[Stored dataset items]
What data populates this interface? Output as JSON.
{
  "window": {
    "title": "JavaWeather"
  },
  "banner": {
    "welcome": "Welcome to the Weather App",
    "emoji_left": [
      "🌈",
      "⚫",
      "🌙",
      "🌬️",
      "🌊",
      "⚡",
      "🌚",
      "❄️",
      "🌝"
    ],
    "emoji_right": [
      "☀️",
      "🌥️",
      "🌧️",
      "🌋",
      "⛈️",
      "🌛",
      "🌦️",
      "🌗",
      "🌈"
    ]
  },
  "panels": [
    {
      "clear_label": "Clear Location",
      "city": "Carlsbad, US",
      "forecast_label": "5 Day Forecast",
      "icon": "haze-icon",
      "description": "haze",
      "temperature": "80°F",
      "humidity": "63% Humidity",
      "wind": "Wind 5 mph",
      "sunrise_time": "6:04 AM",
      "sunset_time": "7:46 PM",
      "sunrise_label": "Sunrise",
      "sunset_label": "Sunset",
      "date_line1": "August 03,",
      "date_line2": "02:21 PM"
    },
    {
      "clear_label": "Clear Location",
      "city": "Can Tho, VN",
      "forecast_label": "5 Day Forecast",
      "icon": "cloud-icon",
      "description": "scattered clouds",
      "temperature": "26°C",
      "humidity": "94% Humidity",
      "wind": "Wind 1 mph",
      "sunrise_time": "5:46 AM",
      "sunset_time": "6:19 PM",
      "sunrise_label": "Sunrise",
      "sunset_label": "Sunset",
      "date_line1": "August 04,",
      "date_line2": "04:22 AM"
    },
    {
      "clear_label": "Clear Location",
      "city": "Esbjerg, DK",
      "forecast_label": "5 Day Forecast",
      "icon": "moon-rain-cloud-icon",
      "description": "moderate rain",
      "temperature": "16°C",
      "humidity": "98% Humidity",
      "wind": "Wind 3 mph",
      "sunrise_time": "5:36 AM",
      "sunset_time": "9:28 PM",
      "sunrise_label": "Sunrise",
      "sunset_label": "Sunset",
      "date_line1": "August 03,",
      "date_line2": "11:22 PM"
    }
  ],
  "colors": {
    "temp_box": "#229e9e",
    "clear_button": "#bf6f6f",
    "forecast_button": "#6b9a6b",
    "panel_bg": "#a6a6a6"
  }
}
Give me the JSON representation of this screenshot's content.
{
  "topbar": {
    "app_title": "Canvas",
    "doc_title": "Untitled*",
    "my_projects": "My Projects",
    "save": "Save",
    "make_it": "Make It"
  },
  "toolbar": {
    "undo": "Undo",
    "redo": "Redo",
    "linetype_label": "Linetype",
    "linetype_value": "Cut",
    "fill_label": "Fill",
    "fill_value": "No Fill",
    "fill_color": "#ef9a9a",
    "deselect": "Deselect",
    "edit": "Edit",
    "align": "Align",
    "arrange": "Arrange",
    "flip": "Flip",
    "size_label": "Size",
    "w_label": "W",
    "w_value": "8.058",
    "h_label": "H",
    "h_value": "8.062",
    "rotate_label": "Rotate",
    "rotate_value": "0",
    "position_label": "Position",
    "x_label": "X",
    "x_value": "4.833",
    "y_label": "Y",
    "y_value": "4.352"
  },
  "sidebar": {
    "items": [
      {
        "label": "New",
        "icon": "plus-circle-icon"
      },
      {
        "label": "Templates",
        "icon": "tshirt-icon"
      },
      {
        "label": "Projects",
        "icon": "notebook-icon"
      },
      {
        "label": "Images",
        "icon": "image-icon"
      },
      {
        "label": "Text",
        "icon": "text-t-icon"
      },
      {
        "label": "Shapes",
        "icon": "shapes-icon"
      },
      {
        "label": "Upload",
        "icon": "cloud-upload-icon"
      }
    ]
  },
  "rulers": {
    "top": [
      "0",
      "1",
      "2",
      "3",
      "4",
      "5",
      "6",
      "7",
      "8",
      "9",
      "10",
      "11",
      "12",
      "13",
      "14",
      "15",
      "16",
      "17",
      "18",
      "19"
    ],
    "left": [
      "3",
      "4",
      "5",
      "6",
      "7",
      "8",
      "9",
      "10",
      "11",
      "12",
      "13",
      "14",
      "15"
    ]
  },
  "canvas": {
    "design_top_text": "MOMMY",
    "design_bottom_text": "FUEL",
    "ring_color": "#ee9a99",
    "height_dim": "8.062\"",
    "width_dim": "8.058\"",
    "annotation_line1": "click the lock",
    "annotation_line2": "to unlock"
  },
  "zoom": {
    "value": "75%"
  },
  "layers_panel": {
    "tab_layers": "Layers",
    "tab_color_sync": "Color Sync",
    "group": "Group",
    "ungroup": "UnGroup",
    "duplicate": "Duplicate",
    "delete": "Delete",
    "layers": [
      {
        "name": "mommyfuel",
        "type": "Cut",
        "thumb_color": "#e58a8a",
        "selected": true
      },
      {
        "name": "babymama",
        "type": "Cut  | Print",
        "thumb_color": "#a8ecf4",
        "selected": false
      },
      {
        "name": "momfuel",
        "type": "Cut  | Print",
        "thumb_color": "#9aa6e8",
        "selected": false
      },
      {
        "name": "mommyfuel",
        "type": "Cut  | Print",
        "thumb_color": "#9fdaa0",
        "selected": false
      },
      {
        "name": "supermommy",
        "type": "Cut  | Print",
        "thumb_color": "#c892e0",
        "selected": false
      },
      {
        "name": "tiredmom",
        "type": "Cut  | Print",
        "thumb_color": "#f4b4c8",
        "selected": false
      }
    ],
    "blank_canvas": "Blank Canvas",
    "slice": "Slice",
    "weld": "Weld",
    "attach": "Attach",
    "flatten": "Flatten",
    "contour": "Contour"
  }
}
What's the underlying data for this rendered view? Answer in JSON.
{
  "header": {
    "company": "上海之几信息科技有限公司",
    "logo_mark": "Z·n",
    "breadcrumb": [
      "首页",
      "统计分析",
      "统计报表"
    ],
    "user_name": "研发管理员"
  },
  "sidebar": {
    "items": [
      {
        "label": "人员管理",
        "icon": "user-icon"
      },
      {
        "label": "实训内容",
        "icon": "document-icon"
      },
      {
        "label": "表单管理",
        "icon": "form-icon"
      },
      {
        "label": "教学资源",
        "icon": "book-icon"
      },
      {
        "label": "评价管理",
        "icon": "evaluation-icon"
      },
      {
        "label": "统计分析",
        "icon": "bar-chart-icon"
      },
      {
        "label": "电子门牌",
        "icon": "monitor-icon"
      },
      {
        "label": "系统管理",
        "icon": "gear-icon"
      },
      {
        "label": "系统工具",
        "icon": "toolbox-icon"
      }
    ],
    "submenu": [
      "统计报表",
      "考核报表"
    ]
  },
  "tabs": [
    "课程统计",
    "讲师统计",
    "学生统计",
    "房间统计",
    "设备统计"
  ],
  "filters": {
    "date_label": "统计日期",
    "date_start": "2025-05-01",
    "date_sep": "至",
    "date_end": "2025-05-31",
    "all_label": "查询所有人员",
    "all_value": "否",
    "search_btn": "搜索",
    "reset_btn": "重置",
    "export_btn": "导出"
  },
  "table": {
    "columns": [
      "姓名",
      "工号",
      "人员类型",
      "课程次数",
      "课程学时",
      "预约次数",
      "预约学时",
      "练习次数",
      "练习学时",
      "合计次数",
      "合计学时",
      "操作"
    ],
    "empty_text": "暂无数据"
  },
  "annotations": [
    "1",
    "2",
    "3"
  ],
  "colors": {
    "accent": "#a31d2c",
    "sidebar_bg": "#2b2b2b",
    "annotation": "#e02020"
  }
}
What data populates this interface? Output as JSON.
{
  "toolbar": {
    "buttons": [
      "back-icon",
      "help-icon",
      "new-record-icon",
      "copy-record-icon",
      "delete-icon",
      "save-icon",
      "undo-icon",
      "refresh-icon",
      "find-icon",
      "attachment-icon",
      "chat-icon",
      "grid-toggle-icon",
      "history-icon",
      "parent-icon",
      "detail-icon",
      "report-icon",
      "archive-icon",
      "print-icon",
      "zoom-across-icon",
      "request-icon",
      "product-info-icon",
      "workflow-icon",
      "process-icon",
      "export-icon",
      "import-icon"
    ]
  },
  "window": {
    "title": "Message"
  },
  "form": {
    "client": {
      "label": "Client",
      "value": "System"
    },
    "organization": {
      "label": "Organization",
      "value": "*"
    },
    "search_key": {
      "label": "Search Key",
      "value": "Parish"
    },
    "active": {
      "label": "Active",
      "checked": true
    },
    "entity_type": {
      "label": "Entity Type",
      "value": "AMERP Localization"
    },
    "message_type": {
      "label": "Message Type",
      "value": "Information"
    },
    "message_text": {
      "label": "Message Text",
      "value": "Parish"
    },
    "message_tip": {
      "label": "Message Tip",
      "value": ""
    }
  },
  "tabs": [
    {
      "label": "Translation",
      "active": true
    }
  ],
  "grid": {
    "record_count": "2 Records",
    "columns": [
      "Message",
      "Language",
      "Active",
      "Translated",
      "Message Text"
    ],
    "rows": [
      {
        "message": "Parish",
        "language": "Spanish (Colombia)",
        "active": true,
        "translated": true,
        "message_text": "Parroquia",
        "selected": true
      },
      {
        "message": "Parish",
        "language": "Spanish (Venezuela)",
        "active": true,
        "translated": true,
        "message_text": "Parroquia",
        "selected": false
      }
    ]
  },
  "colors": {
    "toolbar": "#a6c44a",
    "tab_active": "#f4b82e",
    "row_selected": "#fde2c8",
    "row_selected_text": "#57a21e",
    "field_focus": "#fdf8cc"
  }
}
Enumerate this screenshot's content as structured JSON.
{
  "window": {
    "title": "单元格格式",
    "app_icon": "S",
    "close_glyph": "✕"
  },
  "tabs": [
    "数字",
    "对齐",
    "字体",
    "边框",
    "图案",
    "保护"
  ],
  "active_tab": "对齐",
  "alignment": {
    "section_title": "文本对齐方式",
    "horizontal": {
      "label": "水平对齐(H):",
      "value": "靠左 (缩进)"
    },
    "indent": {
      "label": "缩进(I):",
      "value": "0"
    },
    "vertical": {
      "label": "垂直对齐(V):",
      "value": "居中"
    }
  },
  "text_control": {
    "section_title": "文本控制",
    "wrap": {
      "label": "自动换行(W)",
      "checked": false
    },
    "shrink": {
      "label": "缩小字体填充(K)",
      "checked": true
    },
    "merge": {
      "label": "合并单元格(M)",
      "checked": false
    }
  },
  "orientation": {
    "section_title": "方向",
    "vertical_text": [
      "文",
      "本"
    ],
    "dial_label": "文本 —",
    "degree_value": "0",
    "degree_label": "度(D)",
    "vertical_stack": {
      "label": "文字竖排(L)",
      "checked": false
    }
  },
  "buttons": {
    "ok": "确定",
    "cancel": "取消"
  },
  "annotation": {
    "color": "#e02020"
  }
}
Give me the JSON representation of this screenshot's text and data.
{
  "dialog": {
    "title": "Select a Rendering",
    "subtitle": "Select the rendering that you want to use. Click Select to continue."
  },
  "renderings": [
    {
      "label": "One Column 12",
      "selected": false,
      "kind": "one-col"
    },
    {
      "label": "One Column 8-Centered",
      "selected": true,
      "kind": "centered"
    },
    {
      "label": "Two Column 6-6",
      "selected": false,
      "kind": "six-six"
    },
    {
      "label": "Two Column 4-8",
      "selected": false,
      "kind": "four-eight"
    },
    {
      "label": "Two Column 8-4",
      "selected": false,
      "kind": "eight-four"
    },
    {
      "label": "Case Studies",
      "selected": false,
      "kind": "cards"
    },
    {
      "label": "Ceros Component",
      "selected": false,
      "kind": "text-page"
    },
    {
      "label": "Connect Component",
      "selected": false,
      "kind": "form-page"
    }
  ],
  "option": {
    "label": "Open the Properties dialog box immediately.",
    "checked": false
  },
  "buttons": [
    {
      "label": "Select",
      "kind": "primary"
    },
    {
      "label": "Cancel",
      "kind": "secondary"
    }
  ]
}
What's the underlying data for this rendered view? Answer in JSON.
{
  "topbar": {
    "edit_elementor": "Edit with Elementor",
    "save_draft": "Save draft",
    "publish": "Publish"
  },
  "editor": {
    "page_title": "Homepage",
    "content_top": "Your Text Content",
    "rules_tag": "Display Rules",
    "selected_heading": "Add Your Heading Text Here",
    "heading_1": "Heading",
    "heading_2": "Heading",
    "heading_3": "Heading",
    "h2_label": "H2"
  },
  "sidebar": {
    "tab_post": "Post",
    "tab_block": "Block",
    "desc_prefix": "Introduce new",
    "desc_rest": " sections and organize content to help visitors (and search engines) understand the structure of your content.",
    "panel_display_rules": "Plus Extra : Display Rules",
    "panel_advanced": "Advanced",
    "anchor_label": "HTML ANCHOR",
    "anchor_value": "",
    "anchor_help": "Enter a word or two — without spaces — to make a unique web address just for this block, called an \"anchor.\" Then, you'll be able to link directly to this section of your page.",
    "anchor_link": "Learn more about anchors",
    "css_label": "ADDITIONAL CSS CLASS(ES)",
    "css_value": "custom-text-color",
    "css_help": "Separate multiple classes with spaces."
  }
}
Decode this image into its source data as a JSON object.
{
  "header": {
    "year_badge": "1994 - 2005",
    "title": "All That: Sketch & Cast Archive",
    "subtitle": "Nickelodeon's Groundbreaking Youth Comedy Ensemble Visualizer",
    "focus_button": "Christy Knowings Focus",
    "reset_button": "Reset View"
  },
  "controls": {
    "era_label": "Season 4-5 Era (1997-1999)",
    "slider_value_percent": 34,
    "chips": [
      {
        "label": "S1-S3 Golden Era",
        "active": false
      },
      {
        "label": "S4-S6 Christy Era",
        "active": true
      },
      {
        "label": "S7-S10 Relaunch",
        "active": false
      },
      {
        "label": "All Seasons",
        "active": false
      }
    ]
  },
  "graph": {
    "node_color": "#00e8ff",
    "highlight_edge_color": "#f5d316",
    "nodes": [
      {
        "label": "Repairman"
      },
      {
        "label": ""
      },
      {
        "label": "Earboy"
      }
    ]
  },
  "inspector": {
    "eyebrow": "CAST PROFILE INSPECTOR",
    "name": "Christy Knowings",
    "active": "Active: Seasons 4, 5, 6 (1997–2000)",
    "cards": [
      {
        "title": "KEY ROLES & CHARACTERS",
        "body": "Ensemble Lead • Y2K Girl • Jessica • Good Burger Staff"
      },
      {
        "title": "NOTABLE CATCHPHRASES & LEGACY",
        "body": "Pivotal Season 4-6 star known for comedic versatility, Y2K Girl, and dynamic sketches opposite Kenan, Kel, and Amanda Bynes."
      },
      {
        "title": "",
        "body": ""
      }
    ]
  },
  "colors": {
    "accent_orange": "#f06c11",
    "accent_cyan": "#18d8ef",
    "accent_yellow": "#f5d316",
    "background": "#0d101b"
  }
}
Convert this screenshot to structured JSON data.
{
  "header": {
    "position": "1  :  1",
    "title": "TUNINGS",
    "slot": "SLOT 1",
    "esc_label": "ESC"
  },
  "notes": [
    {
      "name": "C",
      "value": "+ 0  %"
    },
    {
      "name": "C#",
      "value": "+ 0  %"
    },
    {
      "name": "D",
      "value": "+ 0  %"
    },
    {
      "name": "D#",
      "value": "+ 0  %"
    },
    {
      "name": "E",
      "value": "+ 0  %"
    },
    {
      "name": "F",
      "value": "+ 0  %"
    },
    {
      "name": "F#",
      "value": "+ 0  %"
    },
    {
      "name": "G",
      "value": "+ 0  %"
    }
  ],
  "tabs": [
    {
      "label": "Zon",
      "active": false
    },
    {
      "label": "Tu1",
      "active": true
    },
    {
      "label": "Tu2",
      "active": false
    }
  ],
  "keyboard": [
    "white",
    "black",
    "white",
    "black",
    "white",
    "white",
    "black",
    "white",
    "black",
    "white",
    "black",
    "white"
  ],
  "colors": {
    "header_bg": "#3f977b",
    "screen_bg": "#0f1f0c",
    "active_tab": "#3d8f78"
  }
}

> Stated exercise:
Search the entries for the word "Give" and copy every line that has it.

> Response:
Give me the JSON representation of this screenshot's content.
Give me the JSON representation of this screenshot's text and data.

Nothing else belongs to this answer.